:: Data provided ::
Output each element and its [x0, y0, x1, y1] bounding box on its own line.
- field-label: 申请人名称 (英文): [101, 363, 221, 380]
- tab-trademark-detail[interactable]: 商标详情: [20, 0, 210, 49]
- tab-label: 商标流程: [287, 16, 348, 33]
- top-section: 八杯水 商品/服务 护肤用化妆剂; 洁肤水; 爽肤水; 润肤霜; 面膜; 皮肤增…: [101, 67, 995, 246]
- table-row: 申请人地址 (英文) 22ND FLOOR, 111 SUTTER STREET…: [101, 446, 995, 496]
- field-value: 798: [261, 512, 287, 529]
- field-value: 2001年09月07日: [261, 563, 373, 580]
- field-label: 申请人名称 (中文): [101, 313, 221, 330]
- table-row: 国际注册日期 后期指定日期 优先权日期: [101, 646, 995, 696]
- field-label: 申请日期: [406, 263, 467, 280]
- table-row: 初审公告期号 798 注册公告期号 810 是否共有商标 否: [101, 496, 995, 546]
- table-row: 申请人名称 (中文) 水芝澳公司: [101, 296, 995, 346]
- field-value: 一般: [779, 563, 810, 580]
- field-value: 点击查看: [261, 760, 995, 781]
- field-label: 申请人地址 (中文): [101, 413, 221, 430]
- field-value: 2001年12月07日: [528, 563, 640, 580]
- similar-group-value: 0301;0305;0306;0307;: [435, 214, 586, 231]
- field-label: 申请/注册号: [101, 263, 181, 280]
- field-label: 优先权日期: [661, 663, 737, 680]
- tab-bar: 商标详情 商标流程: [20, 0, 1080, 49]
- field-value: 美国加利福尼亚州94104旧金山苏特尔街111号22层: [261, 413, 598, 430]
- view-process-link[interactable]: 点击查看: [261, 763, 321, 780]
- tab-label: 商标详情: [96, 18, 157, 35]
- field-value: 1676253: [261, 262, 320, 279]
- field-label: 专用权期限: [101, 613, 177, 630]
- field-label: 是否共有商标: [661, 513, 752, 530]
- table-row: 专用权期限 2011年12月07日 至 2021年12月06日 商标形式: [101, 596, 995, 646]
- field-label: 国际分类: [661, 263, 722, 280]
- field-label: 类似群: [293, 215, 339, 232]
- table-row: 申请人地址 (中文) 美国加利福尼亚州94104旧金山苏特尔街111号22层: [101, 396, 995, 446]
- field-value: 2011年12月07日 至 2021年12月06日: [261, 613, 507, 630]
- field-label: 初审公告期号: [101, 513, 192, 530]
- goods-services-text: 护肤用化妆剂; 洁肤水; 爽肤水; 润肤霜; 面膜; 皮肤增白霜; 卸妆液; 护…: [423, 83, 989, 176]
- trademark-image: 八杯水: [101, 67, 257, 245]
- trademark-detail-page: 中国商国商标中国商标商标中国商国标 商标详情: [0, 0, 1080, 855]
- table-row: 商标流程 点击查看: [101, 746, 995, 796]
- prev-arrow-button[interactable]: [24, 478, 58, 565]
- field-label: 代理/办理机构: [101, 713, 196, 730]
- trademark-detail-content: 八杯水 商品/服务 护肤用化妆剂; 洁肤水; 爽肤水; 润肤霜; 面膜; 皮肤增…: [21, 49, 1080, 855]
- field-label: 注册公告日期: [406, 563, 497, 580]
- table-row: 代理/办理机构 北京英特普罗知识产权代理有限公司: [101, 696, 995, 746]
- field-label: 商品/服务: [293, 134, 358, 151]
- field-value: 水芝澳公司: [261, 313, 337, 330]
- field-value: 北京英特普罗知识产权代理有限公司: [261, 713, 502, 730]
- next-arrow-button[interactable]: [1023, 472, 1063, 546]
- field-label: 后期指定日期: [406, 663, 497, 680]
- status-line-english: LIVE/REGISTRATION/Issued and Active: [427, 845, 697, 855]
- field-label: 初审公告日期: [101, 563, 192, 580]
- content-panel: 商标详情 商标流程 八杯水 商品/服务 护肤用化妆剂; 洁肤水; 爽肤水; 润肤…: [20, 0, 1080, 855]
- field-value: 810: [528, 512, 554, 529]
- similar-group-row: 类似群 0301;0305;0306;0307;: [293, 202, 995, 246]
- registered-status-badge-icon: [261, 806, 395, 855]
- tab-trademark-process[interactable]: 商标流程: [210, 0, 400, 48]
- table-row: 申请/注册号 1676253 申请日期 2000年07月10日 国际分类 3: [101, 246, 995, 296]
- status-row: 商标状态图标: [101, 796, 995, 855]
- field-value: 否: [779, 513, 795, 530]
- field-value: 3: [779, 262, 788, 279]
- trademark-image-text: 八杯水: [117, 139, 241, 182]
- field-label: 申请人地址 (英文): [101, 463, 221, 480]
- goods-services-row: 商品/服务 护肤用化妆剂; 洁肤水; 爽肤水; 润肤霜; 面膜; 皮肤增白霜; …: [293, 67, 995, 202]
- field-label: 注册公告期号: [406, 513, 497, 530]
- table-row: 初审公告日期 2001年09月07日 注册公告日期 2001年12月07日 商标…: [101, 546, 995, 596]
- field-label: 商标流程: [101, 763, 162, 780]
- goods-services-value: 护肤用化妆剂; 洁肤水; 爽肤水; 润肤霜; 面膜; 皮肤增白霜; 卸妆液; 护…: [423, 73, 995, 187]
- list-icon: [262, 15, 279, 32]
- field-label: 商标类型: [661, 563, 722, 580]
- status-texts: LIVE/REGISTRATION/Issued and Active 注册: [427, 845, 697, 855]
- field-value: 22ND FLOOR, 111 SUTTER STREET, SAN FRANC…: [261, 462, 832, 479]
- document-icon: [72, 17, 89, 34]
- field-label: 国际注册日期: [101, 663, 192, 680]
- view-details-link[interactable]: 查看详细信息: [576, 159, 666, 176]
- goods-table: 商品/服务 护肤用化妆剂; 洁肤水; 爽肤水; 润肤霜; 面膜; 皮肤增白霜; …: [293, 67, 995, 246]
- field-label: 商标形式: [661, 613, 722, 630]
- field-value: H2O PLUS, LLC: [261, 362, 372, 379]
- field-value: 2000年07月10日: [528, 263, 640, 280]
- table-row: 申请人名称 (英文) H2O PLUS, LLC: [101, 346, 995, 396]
:::
Given instruction
Please copy every line of the records above word for word, keeping each character, number and bracket unchanged.

Solution for this exercise
Output each element and its [x0, y0, x1, y1] bounding box on its own line.
- field-label: 申请人名称 (英文): [101, 363, 221, 380]
- tab-trademark-detail[interactable]: 商标详情: [20, 0, 210, 49]
- tab-label: 商标流程: [287, 16, 348, 33]
- top-section: 八杯水 商品/服务 护肤用化妆剂; 洁肤水; 爽肤水; 润肤霜; 面膜; 皮肤增…: [101, 67, 995, 246]
- table-row: 申请人地址 (英文) 22ND FLOOR, 111 SUTTER STREET…: [101, 446, 995, 496]
- field-value: 798: [261, 512, 287, 529]
- field-value: 2001年09月07日: [261, 563, 373, 580]
- field-label: 申请人名称 (中文): [101, 313, 221, 330]
- table-row: 国际注册日期 后期指定日期 优先权日期: [101, 646, 995, 696]
- field-label: 申请日期: [406, 263, 467, 280]
- table-row: 初审公告期号 798 注册公告期号 810 是否共有商标 否: [101, 496, 995, 546]
- table-row: 申请人名称 (中文) 水芝澳公司: [101, 296, 995, 346]
- field-value: 一般: [779, 563, 810, 580]
- field-value: 点击查看: [261, 760, 995, 781]
- field-label: 申请人地址 (中文): [101, 413, 221, 430]
- field-value: 2001年12月07日: [528, 563, 640, 580]
- similar-group-value: 0301;0305;0306;0307;: [435, 214, 586, 231]
- field-label: 申请/注册号: [101, 263, 181, 280]
- field-label: 优先权日期: [661, 663, 737, 680]
- tab-bar: 商标详情 商标流程: [20, 0, 1080, 49]
- field-value: 美国加利福尼亚州94104旧金山苏特尔街111号22层: [261, 413, 598, 430]
- view-process-link[interactable]: 点击查看: [261, 763, 321, 780]
- tab-label: 商标详情: [96, 18, 157, 35]
- field-value: 1676253: [261, 262, 320, 279]
- field-label: 专用权期限: [101, 613, 177, 630]
- field-label: 是否共有商标: [661, 513, 752, 530]
- table-row: 专用权期限 2011年12月07日 至 2021年12月06日 商标形式: [101, 596, 995, 646]
- field-label: 国际分类: [661, 263, 722, 280]
- field-label: 类似群: [293, 215, 339, 232]
- table-row: 申请人地址 (中文) 美国加利福尼亚州94104旧金山苏特尔街111号22层: [101, 396, 995, 446]
- field-value: 2011年12月07日 至 2021年12月06日: [261, 613, 507, 630]
- field-label: 初审公告期号: [101, 513, 192, 530]
- goods-services-text: 护肤用化妆剂; 洁肤水; 爽肤水; 润肤霜; 面膜; 皮肤增白霜; 卸妆液; 护…: [423, 83, 989, 176]
- trademark-image: 八杯水: [101, 67, 257, 245]
- trademark-detail-page: 中国商国商标中国商标商标中国商国标 商标详情: [0, 0, 1080, 855]
- table-row: 商标流程 点击查看: [101, 746, 995, 796]
- prev-arrow-button[interactable]: [24, 478, 58, 565]
- field-label: 代理/办理机构: [101, 713, 196, 730]
- trademark-detail-content: 八杯水 商品/服务 护肤用化妆剂; 洁肤水; 爽肤水; 润肤霜; 面膜; 皮肤增…: [21, 49, 1080, 855]
- field-label: 注册公告日期: [406, 563, 497, 580]
- table-row: 代理/办理机构 北京英特普罗知识产权代理有限公司: [101, 696, 995, 746]
- field-label: 商品/服务: [293, 134, 358, 151]
- field-value: 水芝澳公司: [261, 313, 337, 330]
- field-value: 北京英特普罗知识产权代理有限公司: [261, 713, 502, 730]
- next-arrow-button[interactable]: [1023, 472, 1063, 546]
- field-label: 后期指定日期: [406, 663, 497, 680]
- status-line-english: LIVE/REGISTRATION/Issued and Active: [427, 845, 697, 855]
- field-label: 初审公告日期: [101, 563, 192, 580]
- content-panel: 商标详情 商标流程 八杯水 商品/服务 护肤用化妆剂; 洁肤水; 爽肤水; 润肤…: [20, 0, 1080, 855]
- field-value: 810: [528, 512, 554, 529]
- similar-group-row: 类似群 0301;0305;0306;0307;: [293, 202, 995, 246]
- registered-status-badge-icon: [261, 806, 395, 855]
- tab-trademark-process[interactable]: 商标流程: [210, 0, 400, 48]
- table-row: 申请/注册号 1676253 申请日期 2000年07月10日 国际分类 3: [101, 246, 995, 296]
- status-row: 商标状态图标: [101, 796, 995, 855]
- field-value: 否: [779, 513, 795, 530]
- field-value: 3: [779, 262, 788, 279]
- trademark-image-text: 八杯水: [117, 139, 241, 182]
- field-label: 申请人地址 (英文): [101, 463, 221, 480]
- goods-services-row: 商品/服务 护肤用化妆剂; 洁肤水; 爽肤水; 润肤霜; 面膜; 皮肤增白霜; …: [293, 67, 995, 202]
- field-label: 注册公告期号: [406, 513, 497, 530]
- table-row: 初审公告日期 2001年09月07日 注册公告日期 2001年12月07日 商标…: [101, 546, 995, 596]
- field-label: 商标流程: [101, 763, 162, 780]
- goods-services-value: 护肤用化妆剂; 洁肤水; 爽肤水; 润肤霜; 面膜; 皮肤增白霜; 卸妆液; 护…: [423, 73, 995, 187]
- list-icon: [262, 15, 279, 32]
- field-label: 商标类型: [661, 563, 722, 580]
- status-texts: LIVE/REGISTRATION/Issued and Active 注册: [427, 845, 697, 855]
- field-value: 22ND FLOOR, 111 SUTTER STREET, SAN FRANC…: [261, 462, 832, 479]
- document-icon: [72, 17, 89, 34]
- field-label: 国际注册日期: [101, 663, 192, 680]
- view-details-link[interactable]: 查看详细信息: [576, 159, 666, 176]
- goods-table: 商品/服务 护肤用化妆剂; 洁肤水; 爽肤水; 润肤霜; 面膜; 皮肤增白霜; …: [293, 67, 995, 246]
- field-label: 商标形式: [661, 613, 722, 630]
- field-value: H2O PLUS, LLC: [261, 362, 372, 379]
- field-value: 2000年07月10日: [528, 263, 640, 280]
- table-row: 申请人名称 (英文) H2O PLUS, LLC: [101, 346, 995, 396]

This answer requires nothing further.